JOB
Report all lines from the entries below in which "travail" appears.

++++ EXTRACTED DATA ++++

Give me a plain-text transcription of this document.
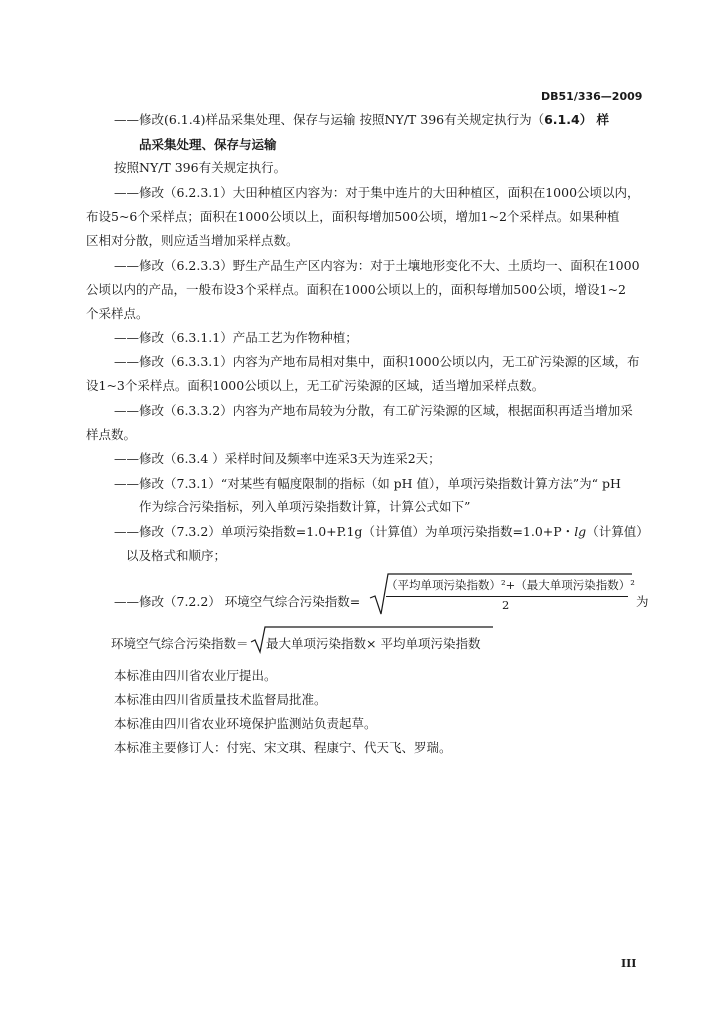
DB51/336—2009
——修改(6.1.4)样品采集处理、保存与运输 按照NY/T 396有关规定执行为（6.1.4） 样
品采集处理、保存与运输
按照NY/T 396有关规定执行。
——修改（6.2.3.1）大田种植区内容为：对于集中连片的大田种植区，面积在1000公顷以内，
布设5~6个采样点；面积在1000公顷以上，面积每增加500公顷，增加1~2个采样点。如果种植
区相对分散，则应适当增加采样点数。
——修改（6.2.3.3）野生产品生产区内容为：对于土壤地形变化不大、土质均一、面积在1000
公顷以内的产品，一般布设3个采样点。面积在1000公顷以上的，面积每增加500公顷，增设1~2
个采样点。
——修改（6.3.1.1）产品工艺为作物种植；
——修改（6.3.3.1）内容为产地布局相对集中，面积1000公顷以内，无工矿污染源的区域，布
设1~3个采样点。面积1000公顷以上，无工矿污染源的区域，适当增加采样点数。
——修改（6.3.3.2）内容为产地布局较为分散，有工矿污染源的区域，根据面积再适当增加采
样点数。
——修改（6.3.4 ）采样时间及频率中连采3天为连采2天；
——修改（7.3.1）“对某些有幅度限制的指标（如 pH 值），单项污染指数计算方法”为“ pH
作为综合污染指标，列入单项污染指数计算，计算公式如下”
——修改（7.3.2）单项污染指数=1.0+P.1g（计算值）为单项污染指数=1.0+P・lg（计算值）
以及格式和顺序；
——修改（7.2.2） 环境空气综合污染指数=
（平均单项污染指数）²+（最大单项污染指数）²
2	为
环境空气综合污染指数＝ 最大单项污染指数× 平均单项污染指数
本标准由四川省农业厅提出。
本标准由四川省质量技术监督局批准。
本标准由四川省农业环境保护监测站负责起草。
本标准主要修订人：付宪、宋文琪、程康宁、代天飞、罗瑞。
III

++++
++++ EXTRACTED DATA ++++

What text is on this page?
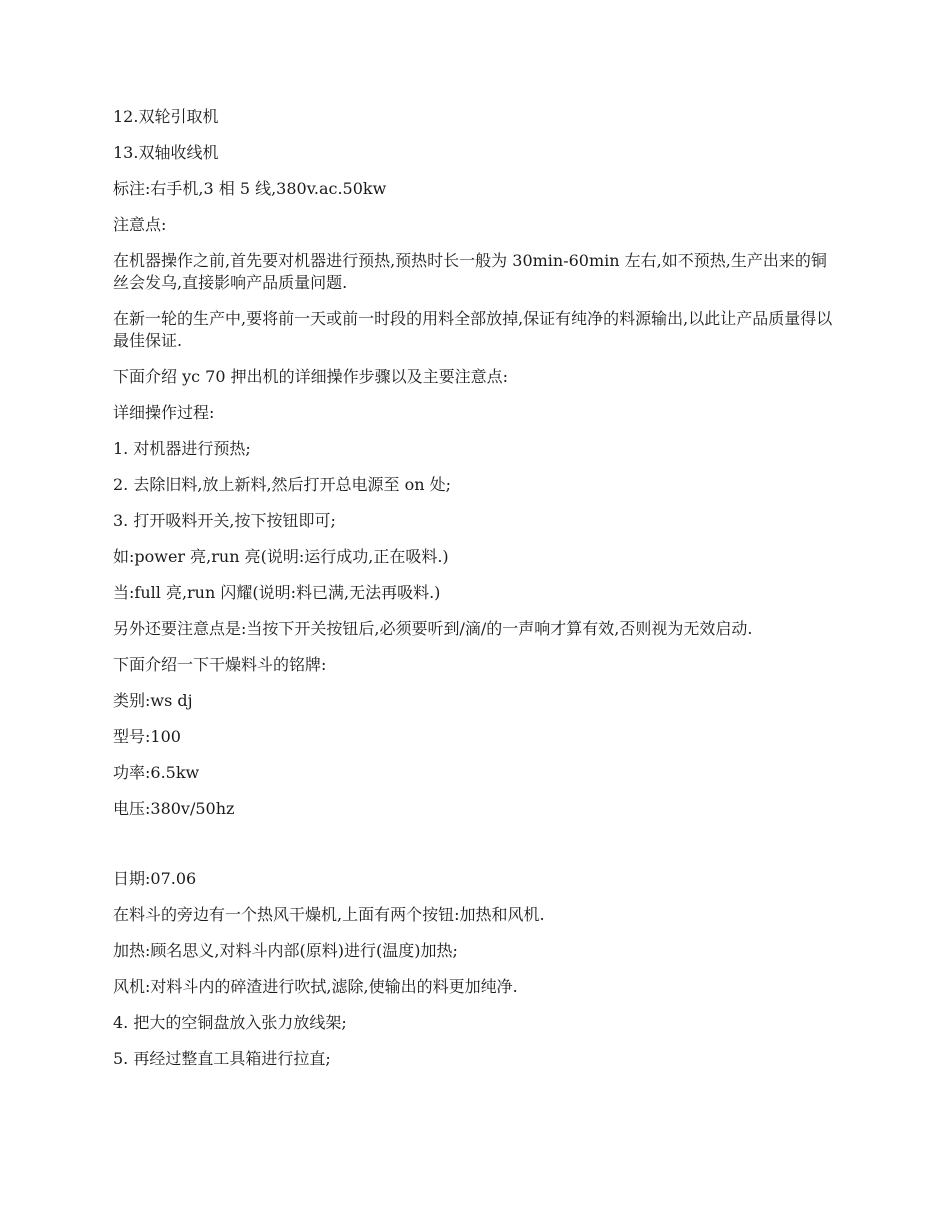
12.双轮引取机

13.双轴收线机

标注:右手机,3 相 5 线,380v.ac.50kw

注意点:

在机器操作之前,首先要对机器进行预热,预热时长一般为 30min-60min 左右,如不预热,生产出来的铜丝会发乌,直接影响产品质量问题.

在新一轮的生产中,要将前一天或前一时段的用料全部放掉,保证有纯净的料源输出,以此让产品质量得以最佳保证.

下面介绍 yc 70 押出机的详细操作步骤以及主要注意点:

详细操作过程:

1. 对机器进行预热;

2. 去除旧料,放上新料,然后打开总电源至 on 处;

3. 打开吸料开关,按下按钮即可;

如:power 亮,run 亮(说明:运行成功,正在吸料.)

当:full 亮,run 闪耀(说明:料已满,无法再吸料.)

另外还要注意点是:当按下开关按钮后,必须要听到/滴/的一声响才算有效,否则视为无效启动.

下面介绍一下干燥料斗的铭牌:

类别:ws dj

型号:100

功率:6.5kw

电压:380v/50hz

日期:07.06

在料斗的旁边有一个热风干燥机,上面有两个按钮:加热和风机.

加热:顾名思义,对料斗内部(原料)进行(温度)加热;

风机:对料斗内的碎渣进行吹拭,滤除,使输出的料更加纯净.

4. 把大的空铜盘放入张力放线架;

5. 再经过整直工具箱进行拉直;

++++
++++ EXTRACTED DATA ++++

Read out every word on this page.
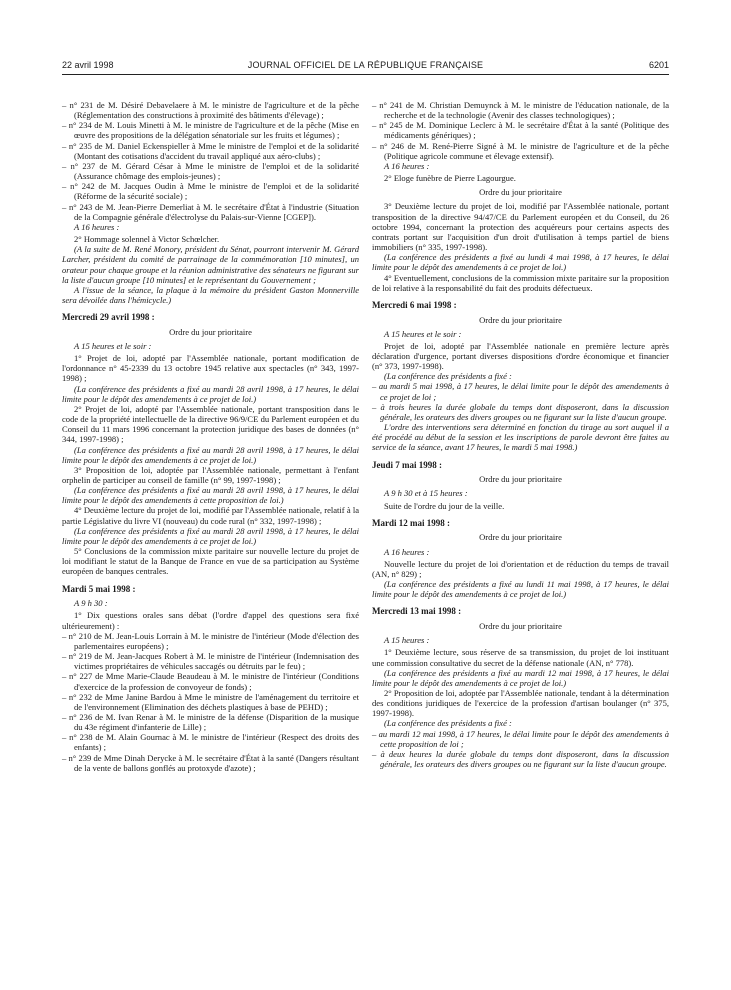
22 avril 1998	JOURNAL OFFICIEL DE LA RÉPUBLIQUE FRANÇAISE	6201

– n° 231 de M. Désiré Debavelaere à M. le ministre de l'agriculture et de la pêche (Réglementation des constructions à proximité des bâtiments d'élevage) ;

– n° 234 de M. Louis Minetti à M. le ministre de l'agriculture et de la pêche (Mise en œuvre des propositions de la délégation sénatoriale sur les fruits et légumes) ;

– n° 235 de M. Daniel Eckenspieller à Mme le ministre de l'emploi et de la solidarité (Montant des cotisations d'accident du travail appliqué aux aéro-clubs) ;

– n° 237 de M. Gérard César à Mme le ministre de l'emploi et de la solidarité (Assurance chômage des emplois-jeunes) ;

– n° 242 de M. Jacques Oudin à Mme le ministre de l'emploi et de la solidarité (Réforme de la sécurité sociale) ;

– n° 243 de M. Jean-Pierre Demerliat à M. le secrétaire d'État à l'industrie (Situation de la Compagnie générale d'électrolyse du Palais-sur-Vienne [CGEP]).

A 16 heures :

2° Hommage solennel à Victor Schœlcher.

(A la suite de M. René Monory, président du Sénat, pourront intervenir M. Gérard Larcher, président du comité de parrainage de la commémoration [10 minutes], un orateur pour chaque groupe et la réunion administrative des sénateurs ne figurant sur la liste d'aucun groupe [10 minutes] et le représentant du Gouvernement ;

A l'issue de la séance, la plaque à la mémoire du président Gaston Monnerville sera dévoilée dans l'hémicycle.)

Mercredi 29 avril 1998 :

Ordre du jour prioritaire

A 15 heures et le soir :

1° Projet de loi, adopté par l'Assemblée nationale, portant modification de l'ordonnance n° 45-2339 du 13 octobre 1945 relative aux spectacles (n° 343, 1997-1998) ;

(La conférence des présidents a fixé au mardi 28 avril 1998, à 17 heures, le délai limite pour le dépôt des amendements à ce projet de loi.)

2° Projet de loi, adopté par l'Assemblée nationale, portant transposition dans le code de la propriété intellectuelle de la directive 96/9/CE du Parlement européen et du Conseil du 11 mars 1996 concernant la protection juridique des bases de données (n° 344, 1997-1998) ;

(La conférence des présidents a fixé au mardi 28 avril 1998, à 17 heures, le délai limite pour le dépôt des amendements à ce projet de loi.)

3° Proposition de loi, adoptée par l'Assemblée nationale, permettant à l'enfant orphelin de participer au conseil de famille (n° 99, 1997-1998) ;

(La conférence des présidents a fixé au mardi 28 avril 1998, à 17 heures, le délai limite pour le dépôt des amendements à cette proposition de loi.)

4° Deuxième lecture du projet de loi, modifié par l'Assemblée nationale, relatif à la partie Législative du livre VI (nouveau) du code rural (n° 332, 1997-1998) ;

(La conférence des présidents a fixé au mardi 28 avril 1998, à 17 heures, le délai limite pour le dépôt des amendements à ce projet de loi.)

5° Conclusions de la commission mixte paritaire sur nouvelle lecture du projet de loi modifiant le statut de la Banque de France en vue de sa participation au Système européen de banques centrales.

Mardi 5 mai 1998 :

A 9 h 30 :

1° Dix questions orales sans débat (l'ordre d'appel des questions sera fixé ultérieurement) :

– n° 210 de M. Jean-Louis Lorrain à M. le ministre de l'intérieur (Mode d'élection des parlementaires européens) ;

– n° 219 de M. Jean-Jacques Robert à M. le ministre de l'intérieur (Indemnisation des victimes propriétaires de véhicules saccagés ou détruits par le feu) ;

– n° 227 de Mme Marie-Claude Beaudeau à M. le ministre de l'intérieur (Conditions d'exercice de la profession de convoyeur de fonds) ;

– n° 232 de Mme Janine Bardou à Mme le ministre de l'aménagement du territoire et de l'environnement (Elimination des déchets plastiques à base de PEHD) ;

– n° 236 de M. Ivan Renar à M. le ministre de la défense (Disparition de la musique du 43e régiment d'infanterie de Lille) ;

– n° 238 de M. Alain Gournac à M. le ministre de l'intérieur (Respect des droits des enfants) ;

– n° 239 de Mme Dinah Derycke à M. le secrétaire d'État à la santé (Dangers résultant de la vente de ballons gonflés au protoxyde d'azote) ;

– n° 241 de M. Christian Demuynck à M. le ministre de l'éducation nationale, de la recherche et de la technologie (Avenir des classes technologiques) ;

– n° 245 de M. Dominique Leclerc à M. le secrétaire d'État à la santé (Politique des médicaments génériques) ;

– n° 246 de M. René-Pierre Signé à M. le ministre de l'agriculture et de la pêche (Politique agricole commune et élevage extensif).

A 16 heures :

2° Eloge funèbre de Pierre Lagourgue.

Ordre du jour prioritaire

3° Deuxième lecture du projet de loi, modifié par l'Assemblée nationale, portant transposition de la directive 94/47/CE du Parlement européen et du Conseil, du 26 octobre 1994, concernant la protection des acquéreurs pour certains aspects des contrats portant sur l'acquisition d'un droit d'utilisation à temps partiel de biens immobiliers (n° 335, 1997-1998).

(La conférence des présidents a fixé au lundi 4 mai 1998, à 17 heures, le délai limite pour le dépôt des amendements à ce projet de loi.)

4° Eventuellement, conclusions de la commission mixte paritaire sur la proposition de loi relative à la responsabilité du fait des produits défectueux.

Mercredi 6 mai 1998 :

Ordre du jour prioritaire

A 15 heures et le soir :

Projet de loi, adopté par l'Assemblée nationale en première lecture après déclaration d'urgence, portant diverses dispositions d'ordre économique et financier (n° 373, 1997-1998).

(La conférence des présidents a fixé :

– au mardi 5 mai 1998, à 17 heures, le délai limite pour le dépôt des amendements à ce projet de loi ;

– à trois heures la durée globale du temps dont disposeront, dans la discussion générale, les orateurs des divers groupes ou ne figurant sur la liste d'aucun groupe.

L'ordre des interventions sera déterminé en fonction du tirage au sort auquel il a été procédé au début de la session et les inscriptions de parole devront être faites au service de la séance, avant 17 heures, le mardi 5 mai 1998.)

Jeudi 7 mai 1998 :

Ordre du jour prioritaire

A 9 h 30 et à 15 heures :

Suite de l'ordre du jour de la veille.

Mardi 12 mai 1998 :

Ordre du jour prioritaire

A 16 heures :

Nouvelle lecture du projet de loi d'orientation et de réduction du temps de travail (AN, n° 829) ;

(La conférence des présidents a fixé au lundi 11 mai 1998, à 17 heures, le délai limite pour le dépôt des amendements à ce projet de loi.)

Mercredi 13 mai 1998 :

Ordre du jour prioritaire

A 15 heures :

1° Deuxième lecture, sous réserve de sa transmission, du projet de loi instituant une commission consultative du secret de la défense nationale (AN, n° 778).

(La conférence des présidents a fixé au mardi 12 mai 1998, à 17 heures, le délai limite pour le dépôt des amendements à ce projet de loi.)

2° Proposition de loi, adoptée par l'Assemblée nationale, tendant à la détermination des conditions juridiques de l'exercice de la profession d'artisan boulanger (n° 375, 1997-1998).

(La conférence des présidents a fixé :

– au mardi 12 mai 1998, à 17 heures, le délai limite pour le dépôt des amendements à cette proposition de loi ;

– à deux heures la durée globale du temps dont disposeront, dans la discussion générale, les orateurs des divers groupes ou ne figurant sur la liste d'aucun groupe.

++++

RESULT FOR THIS EXERCISE
– n° 235 de M. Daniel Eckenspieller à Mme le ministre de l'emploi et de la solidarité (Montant des cotisations d'accident du travail appliqué aux aéro-clubs) ;
Nouvelle lecture du projet de loi d'orientation et de réduction du temps de travail (AN, n° 829) ;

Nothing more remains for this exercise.